__INSTRUCTIONS TO FOLLOW__
Set down each record below precisely, skipping the pictures.

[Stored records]
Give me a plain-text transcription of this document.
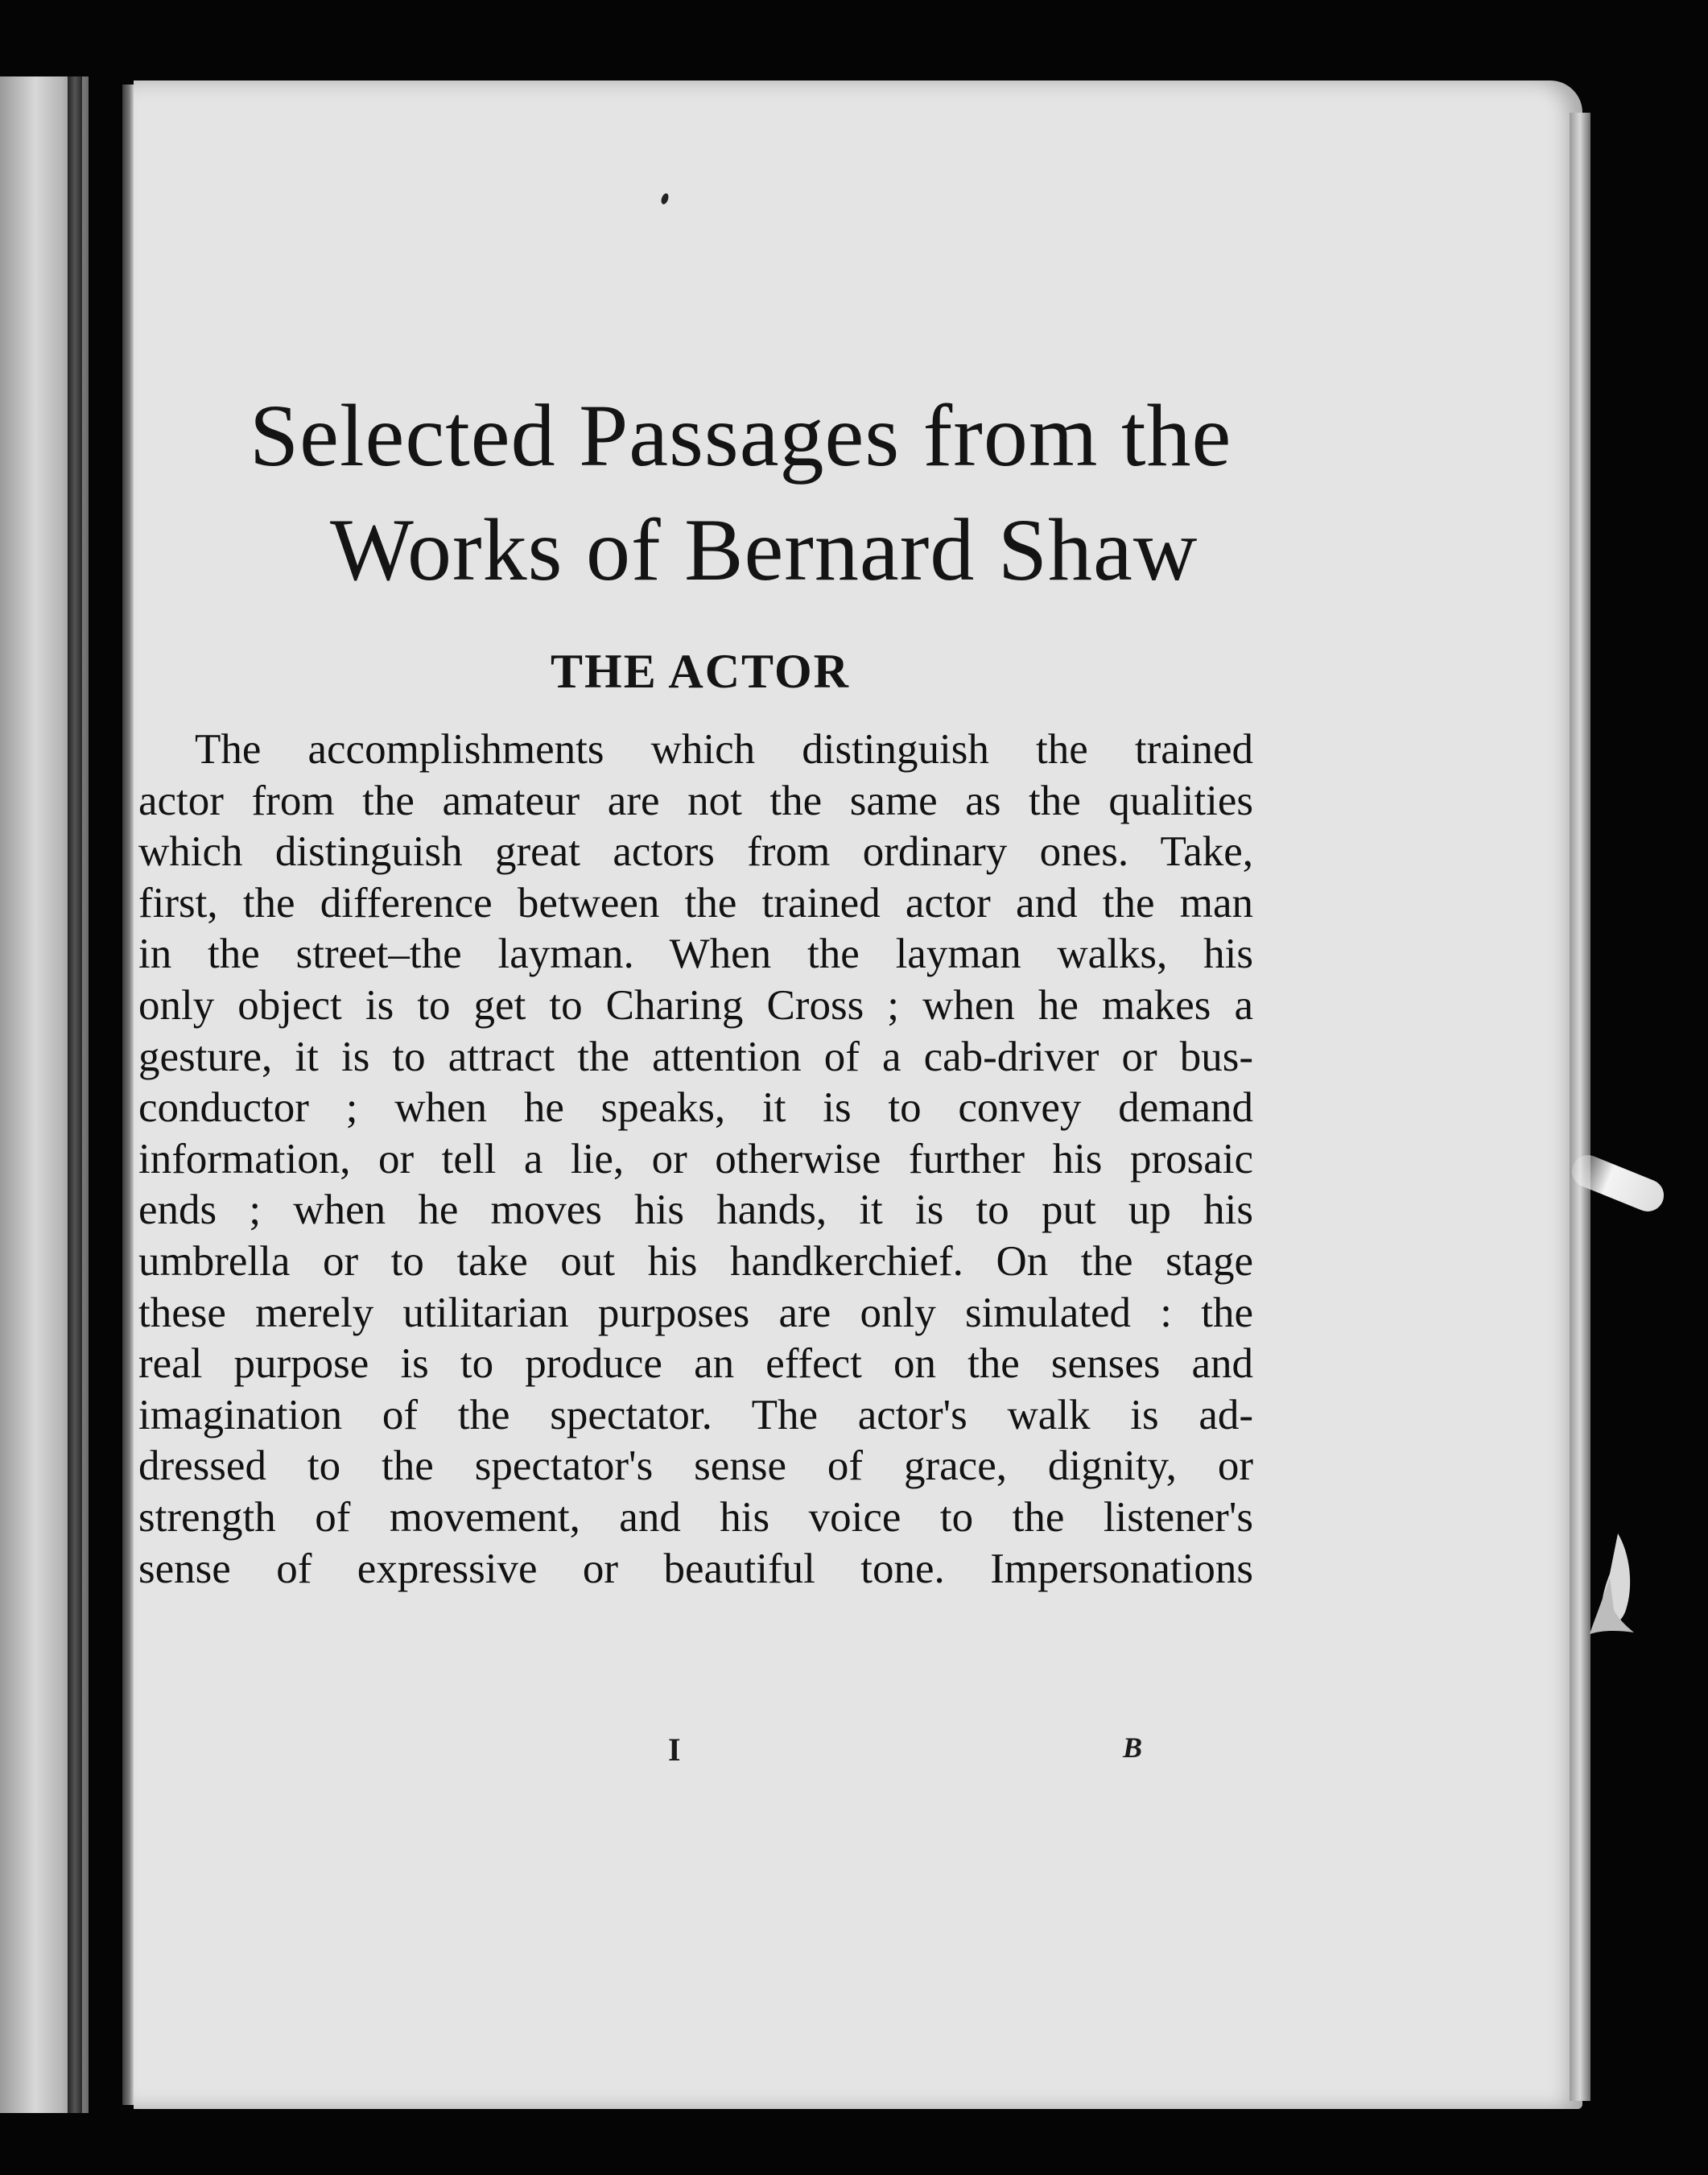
Selected Passages from the
Works of Bernard Shaw
THE ACTOR
The accomplishments which distinguish the trained
actor from the amateur are not the same as the qualities
which distinguish great actors from ordinary ones. Take,
first, the difference between the trained actor and the man
in the street–the layman. When the layman walks, his
only object is to get to Charing Cross ; when he makes a
gesture, it is to attract the attention of a cab-driver or bus-
conductor ; when he speaks, it is to convey demand
information, or tell a lie, or otherwise further his prosaic
ends ; when he moves his hands, it is to put up his
umbrella or to take out his handkerchief. On the stage
these merely utilitarian purposes are only simulated : the
real purpose is to produce an effect on the senses and
imagination of the spectator. The actor's walk is ad-
dressed to the spectator's sense of grace, dignity, or
strength of movement, and his voice to the listener's
sense of expressive or beautiful tone. Impersonations
I	B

__TASK OUTPUT__
Give me a plain-text transcription of this document.
Selected Passages from the
Works of Bernard Shaw
THE ACTOR
The accomplishments which distinguish the trained
actor from the amateur are not the same as the qualities
which distinguish great actors from ordinary ones. Take,
first, the difference between the trained actor and the man
in the street–the layman. When the layman walks, his
only object is to get to Charing Cross ; when he makes a
gesture, it is to attract the attention of a cab-driver or bus-
conductor ; when he speaks, it is to convey demand
information, or tell a lie, or otherwise further his prosaic
ends ; when he moves his hands, it is to put up his
umbrella or to take out his handkerchief. On the stage
these merely utilitarian purposes are only simulated : the
real purpose is to produce an effect on the senses and
imagination of the spectator. The actor's walk is ad-
dressed to the spectator's sense of grace, dignity, or
strength of movement, and his voice to the listener's
sense of expressive or beautiful tone. Impersonations
I	B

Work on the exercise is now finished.